━━━━━ DOCUMENT PASSAGE ━━━━━

Grave Mercy

Title: Grave Mercy (Book 1 in His Fair Assassin)
Author: Robin LaFevers
Publisher: Houghton Mifflin Harcourt Publishing Company
Release Date: April 3, 2012
Ebook ARC

Why be the sheep, when you can be the wolf?
Seventeen-year-old Ismae escapes from the brutality of an arranged marriage into the sanctuary of the convent of St. Mortain, where the sisters still serve the gods of old. Here she learns that the god of Death Himself has blessed her with dangerous gifts—and a violent destiny. If she chooses to stay at the convent, she will be trained as an assassin and serve as a handmaiden to Death. To claim her new life, she must destroy the lives of others.
Ismae’s most important assignment takes her straight into the high court of Brittany—where she finds herself woefully under prepared—not only for the deadly games of intrigue and treason, but for the impossible choices she must make. For how can she deliver Death’s vengeance upon a target who, against her will, has stolen her heart?

Love Love Love LOVE this book!! It read like an historical fiction novel, and I didn’t even know it was until after I finished it! The characters were all perfect – from Anne to Ismae to Duval (extra love for Duval), they were brought to life again (well, except for Duval, I suppose – see Author’s note – contains spoilers); they were all completely realistic, and with of course a hint of fantasy/supernatural with the gods of old. I loved the convent of St. Mortain – seeing Ismae being rescued from her horrible fate via her own father, but then the drastic change that came over her, I couldn’t help but pity her and admire her at the same time. Her strength was amazing, but the fact that she loses all independence and becomes completely besotted with the convent because she was blinded by their rescue of her was so sad.

I also can’t believe the detail. Everything was so precise – there wasn’t a lot wasted on imagery, which was good – the book was very long (but soooooo worth it!), and didn’t need the extra descriptions. The personalities of the people came across through their actions, expressions, small movements, the slightest frown or softest sigh. I loved how everything came together, and how, at the end, Ismae truly grew and changed. Her heart was strengthened, to say the least, and that’s really all I can say without spoiling it!

━━━━━ MATERIAL PROVIDED ━━━━━

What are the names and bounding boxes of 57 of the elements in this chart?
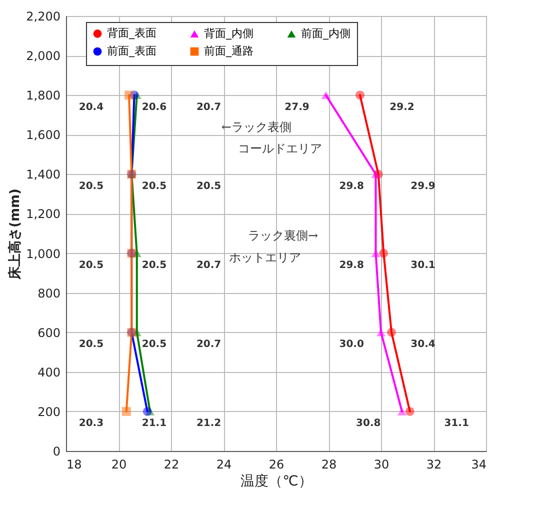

━━━━━

EXERCISES TO COMPLETE:
**A.** List the characters the Grave Mercy review names in the sentence that begins "The characters were all perfect".
**B.** Please reproduce the Grave Mercy review word for word, from "Seventeen-year-old Ismae escapes" to "lives of others.".

COMPLETED EXERCISE:
**A.** Anne, Ismae, Duval

**B.**
Seventeen-year-old Ismae escapes from the brutality of an arranged marriage into the sanctuary of the convent of St. Mortain, where the sisters still serve the gods of old. Here she learns that the god of Death Himself has blessed her with dangerous gifts—and a violent destiny. If she chooses to stay at the convent, she will be trained as an assassin and serve as a handmaiden to Death. To claim her new life, she must destroy the lives of others.